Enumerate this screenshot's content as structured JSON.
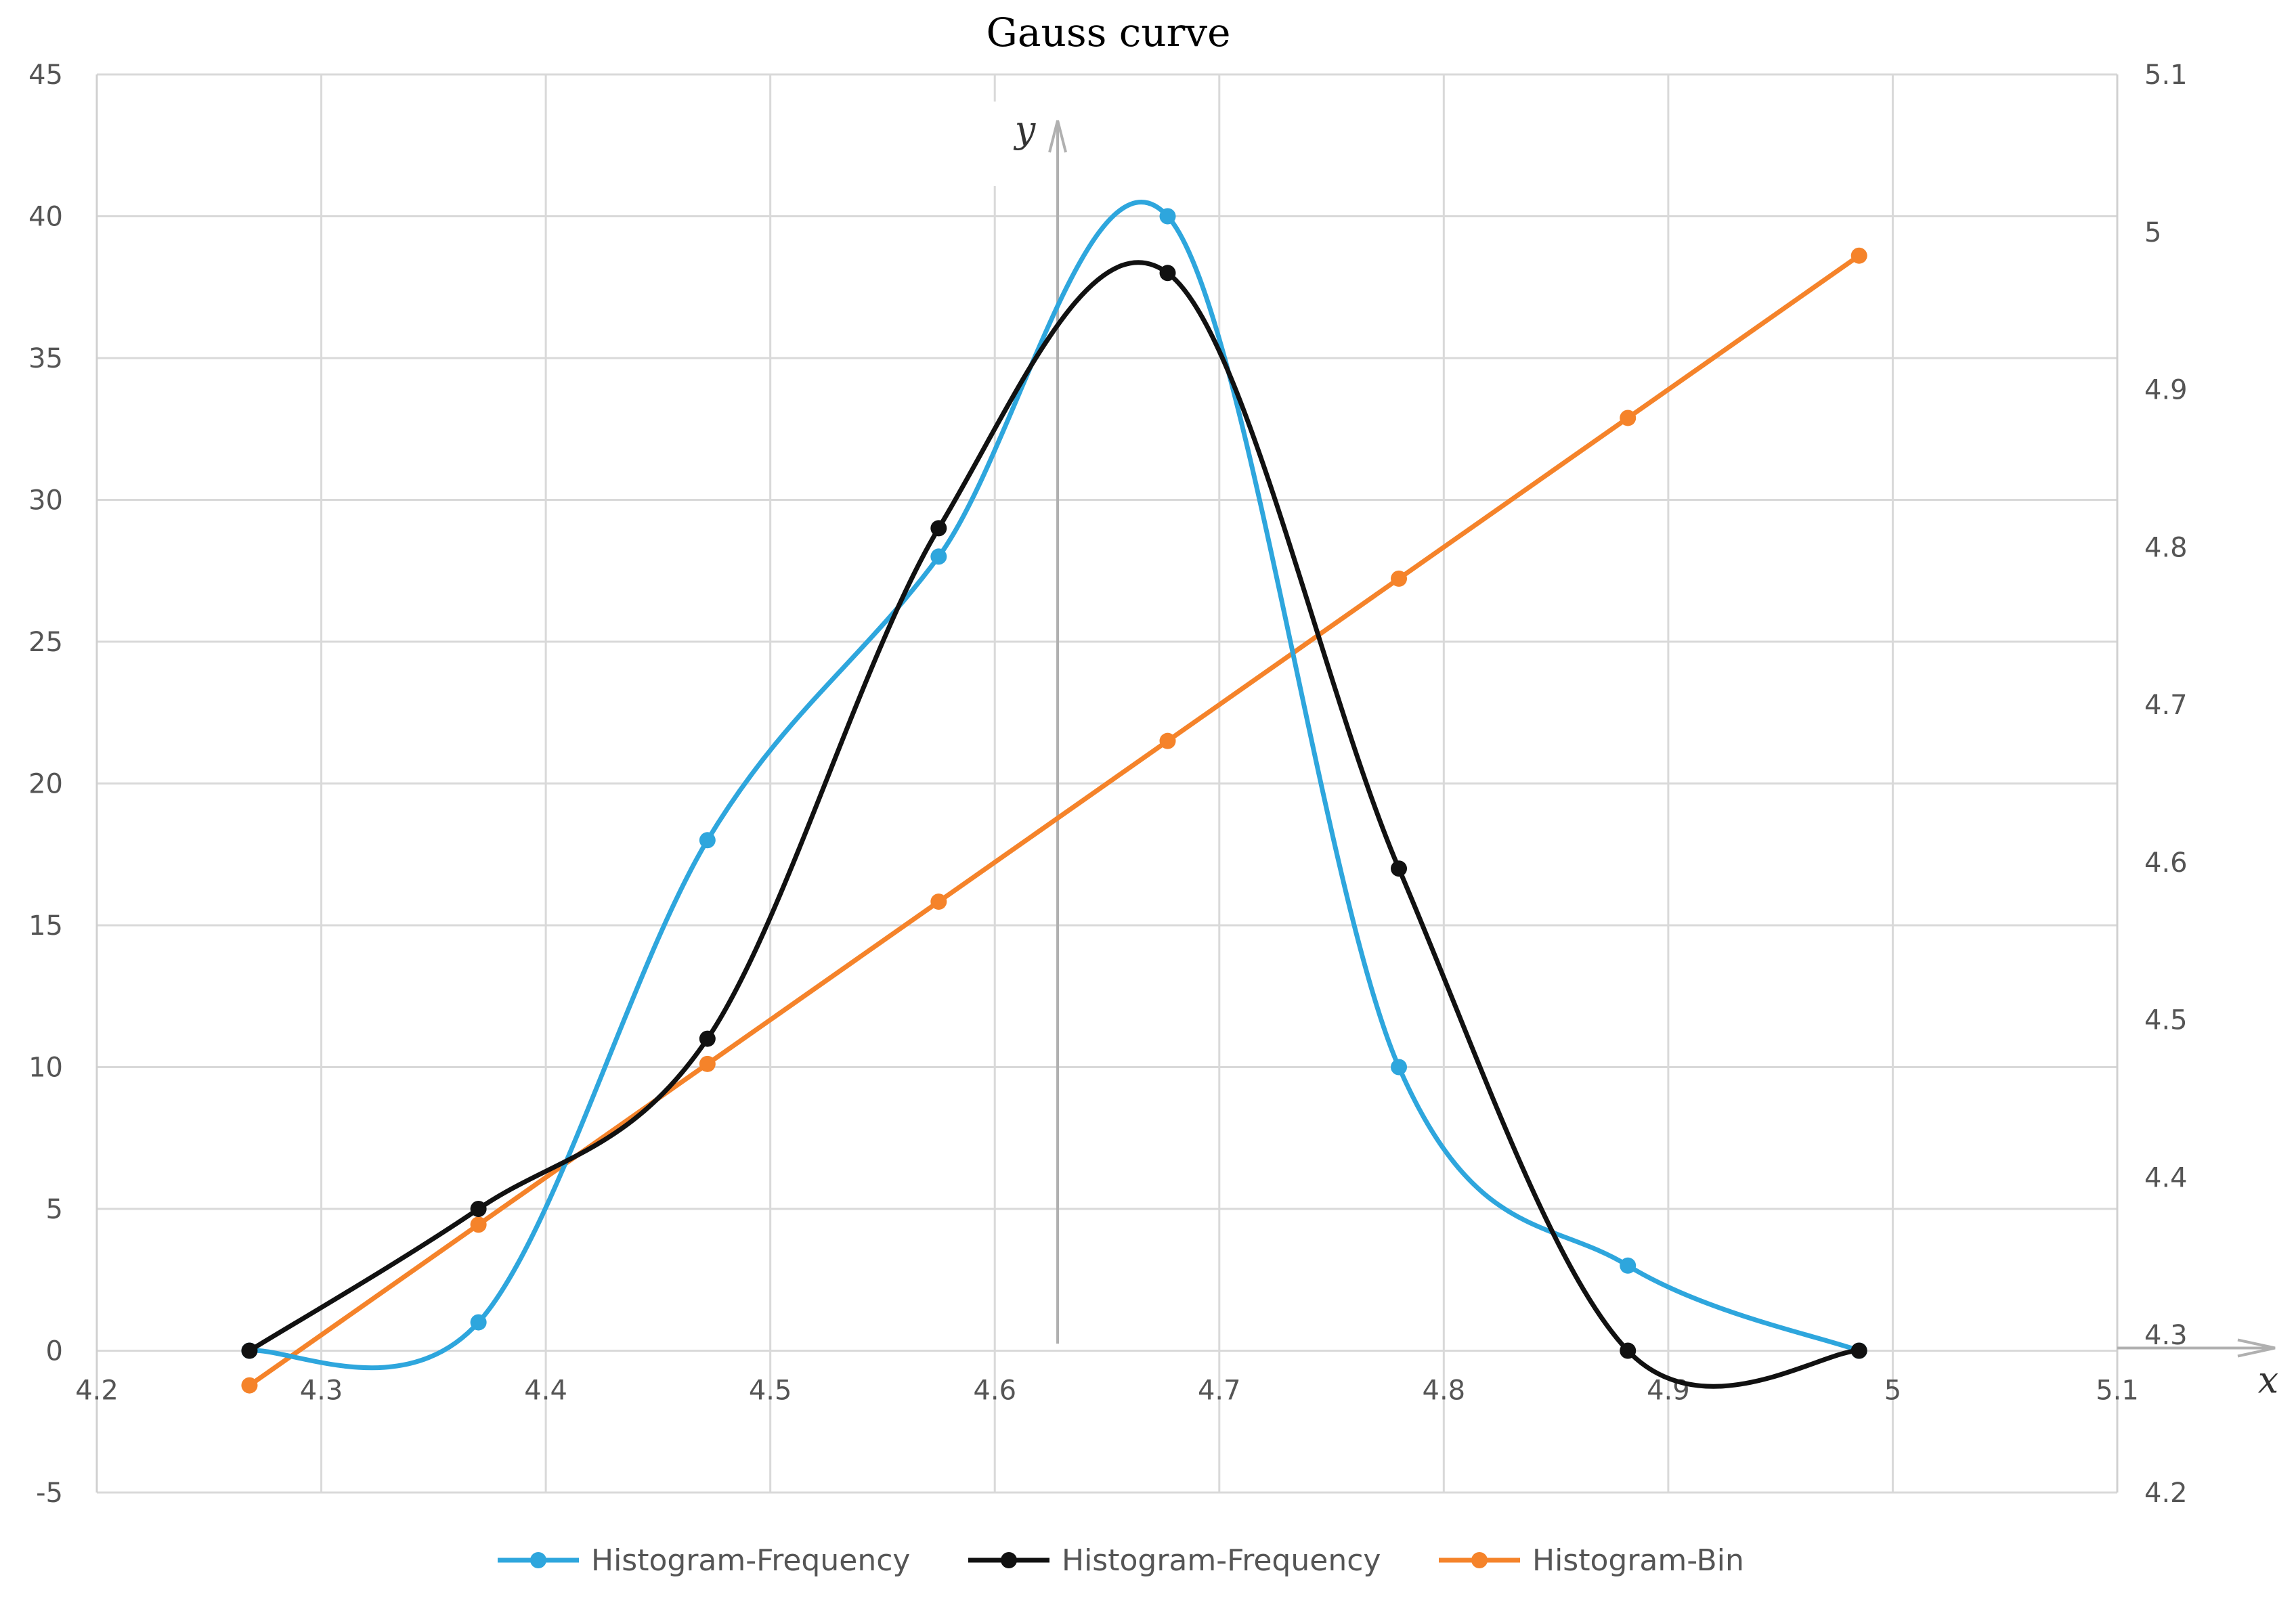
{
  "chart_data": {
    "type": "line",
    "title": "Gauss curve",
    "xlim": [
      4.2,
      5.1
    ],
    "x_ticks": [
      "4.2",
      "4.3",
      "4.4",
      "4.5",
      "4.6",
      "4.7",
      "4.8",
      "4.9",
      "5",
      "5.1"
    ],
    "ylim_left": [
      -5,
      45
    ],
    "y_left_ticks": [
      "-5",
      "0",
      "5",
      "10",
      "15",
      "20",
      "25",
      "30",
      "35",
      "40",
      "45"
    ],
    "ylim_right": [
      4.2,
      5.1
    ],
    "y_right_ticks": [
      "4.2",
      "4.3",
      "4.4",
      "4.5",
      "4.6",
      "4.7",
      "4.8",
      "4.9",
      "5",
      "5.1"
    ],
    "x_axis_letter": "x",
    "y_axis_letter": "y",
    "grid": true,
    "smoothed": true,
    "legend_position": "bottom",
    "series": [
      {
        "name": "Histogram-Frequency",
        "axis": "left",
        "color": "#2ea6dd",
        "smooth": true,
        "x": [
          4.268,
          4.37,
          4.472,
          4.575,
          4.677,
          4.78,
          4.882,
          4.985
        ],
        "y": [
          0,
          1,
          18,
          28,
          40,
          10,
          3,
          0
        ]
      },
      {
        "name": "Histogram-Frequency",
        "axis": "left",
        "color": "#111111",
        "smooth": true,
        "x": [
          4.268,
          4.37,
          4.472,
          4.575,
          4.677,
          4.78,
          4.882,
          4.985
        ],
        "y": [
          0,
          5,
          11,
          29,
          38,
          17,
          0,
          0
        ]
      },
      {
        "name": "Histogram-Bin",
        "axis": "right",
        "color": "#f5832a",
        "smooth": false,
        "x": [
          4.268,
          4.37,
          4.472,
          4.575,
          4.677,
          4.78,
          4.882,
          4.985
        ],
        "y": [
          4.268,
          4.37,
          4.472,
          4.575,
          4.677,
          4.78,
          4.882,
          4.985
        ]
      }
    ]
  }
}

*Set exercise:*
All records above are to be printed exactly, minus the pictures they contain.

*Result below:*
Enumerate this screenshot's content as structured JSON.
{
  "chart_data": {
    "type": "line",
    "title": "Gauss curve",
    "xlim": [
      4.2,
      5.1
    ],
    "x_ticks": [
      "4.2",
      "4.3",
      "4.4",
      "4.5",
      "4.6",
      "4.7",
      "4.8",
      "4.9",
      "5",
      "5.1"
    ],
    "ylim_left": [
      -5,
      45
    ],
    "y_left_ticks": [
      "-5",
      "0",
      "5",
      "10",
      "15",
      "20",
      "25",
      "30",
      "35",
      "40",
      "45"
    ],
    "ylim_right": [
      4.2,
      5.1
    ],
    "y_right_ticks": [
      "4.2",
      "4.3",
      "4.4",
      "4.5",
      "4.6",
      "4.7",
      "4.8",
      "4.9",
      "5",
      "5.1"
    ],
    "x_axis_letter": "x",
    "y_axis_letter": "y",
    "grid": true,
    "smoothed": true,
    "legend_position": "bottom",
    "series": [
      {
        "name": "Histogram-Frequency",
        "axis": "left",
        "color": "#2ea6dd",
        "smooth": true,
        "x": [
          4.268,
          4.37,
          4.472,
          4.575,
          4.677,
          4.78,
          4.882,
          4.985
        ],
        "y": [
          0,
          1,
          18,
          28,
          40,
          10,
          3,
          0
        ]
      },
      {
        "name": "Histogram-Frequency",
        "axis": "left",
        "color": "#111111",
        "smooth": true,
        "x": [
          4.268,
          4.37,
          4.472,
          4.575,
          4.677,
          4.78,
          4.882,
          4.985
        ],
        "y": [
          0,
          5,
          11,
          29,
          38,
          17,
          0,
          0
        ]
      },
      {
        "name": "Histogram-Bin",
        "axis": "right",
        "color": "#f5832a",
        "smooth": false,
        "x": [
          4.268,
          4.37,
          4.472,
          4.575,
          4.677,
          4.78,
          4.882,
          4.985
        ],
        "y": [
          4.268,
          4.37,
          4.472,
          4.575,
          4.677,
          4.78,
          4.882,
          4.985
        ]
      }
    ]
  }
}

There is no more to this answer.